• GIVEN TASK
Copy out the listing that follows, exactly, without its pictures.

• INPUT MATERIAL
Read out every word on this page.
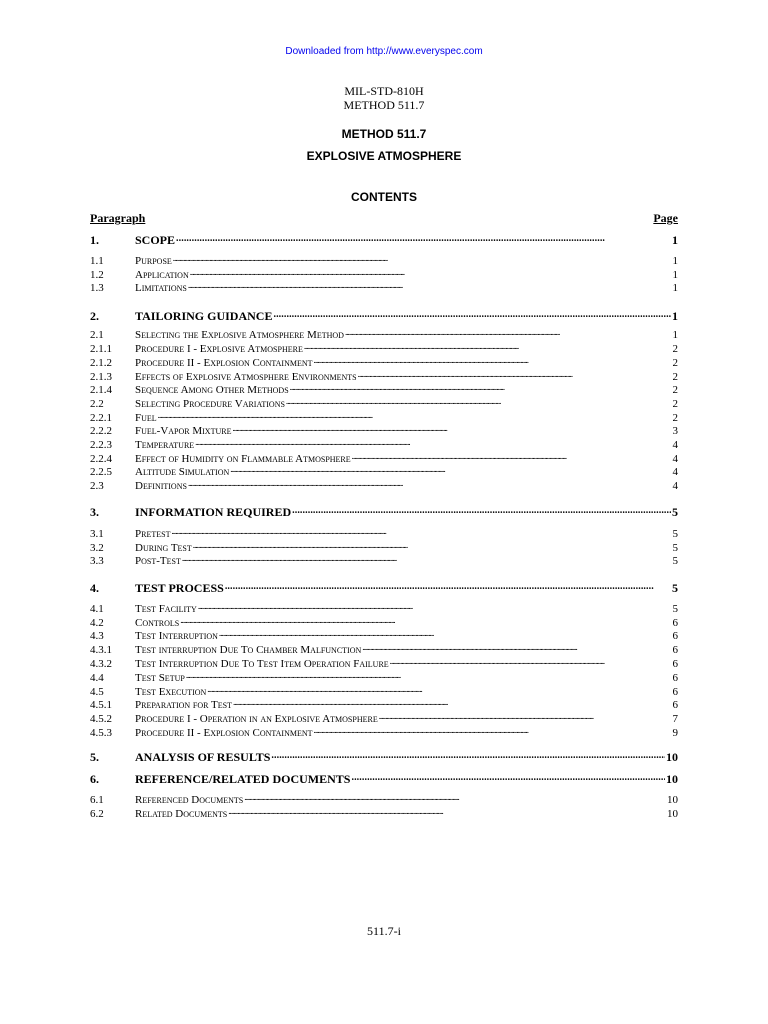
Downloaded from http://www.everyspec.com
MIL-STD-810H
METHOD 511.7
METHOD 511.7
EXPLOSIVE ATMOSPHERE
CONTENTS
Paragraph	Page
1.	SCOPE . . .	1
1.1	Purpose . . .	1
1.2	Application . . .	1
1.3	Limitations . . .	1
2.	TAILORING GUIDANCE . . .	1
2.1	Selecting the Explosive Atmosphere Method . . .	1
2.1.1	Procedure I - Explosive Atmosphere . . .	2
2.1.2	Procedure II - Explosion Containment . . .	2
2.1.3	Effects of Explosive Atmosphere Environments . . .	2
2.1.4	Sequence Among Other Methods . . .	2
2.2	Selecting Procedure Variations . . .	2
2.2.1	Fuel . . .	2
2.2.2	Fuel-Vapor Mixture . . .	3
2.2.3	Temperature . . .	4
2.2.4	Effect of Humidity on Flammable Atmosphere . . .	4
2.2.5	Altitude Simulation . . .	4
2.3	Definitions . . .	4
3.	INFORMATION REQUIRED . . .	5
3.1	Pretest . . .	5
3.2	During Test . . .	5
3.3	Post-Test . . .	5
4.	TEST PROCESS . . .	5
4.1	Test Facility . . .	5
4.2	Controls . . .	6
4.3	Test Interruption . . .	6
4.3.1	Test interruption Due To Chamber Malfunction . . .	6
4.3.2	Test Interruption Due To Test Item Operation Failure . . .	6
4.4	Test Setup . . .	6
4.5	Test Execution . . .	6
4.5.1	Preparation for Test . . .	6
4.5.2	Procedure I - Operation in an Explosive Atmosphere . . .	7
4.5.3	Procedure II - Explosion Containment . . .	9
5.	ANALYSIS OF RESULTS . . .	10
6.	REFERENCE/RELATED DOCUMENTS . . .	10
6.1	Referenced Documents . . .	10
6.2	Related Documents . . .	10
511.7-i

• RESPONSE TO THE EXERCISE
Read out every word on this page.
Downloaded from http://www.everyspec.com
MIL-STD-810H
METHOD 511.7
METHOD 511.7
EXPLOSIVE ATMOSPHERE
CONTENTS
Paragraph	Page
1.	SCOPE . . .	1
1.1	Purpose . . .	1
1.2	Application . . .	1
1.3	Limitations . . .	1
2.	TAILORING GUIDANCE . . .	1
2.1	Selecting the Explosive Atmosphere Method . . .	1
2.1.1	Procedure I - Explosive Atmosphere . . .	2
2.1.2	Procedure II - Explosion Containment . . .	2
2.1.3	Effects of Explosive Atmosphere Environments . . .	2
2.1.4	Sequence Among Other Methods . . .	2
2.2	Selecting Procedure Variations . . .	2
2.2.1	Fuel . . .	2
2.2.2	Fuel-Vapor Mixture . . .	3
2.2.3	Temperature . . .	4
2.2.4	Effect of Humidity on Flammable Atmosphere . . .	4
2.2.5	Altitude Simulation . . .	4
2.3	Definitions . . .	4
3.	INFORMATION REQUIRED . . .	5
3.1	Pretest . . .	5
3.2	During Test . . .	5
3.3	Post-Test . . .	5
4.	TEST PROCESS . . .	5
4.1	Test Facility . . .	5
4.2	Controls . . .	6
4.3	Test Interruption . . .	6
4.3.1	Test interruption Due To Chamber Malfunction . . .	6
4.3.2	Test Interruption Due To Test Item Operation Failure . . .	6
4.4	Test Setup . . .	6
4.5	Test Execution . . .	6
4.5.1	Preparation for Test . . .	6
4.5.2	Procedure I - Operation in an Explosive Atmosphere . . .	7
4.5.3	Procedure II - Explosion Containment . . .	9
5.	ANALYSIS OF RESULTS . . .	10
6.	REFERENCE/RELATED DOCUMENTS . . .	10
6.1	Referenced Documents . . .	10
6.2	Related Documents . . .	10
511.7-i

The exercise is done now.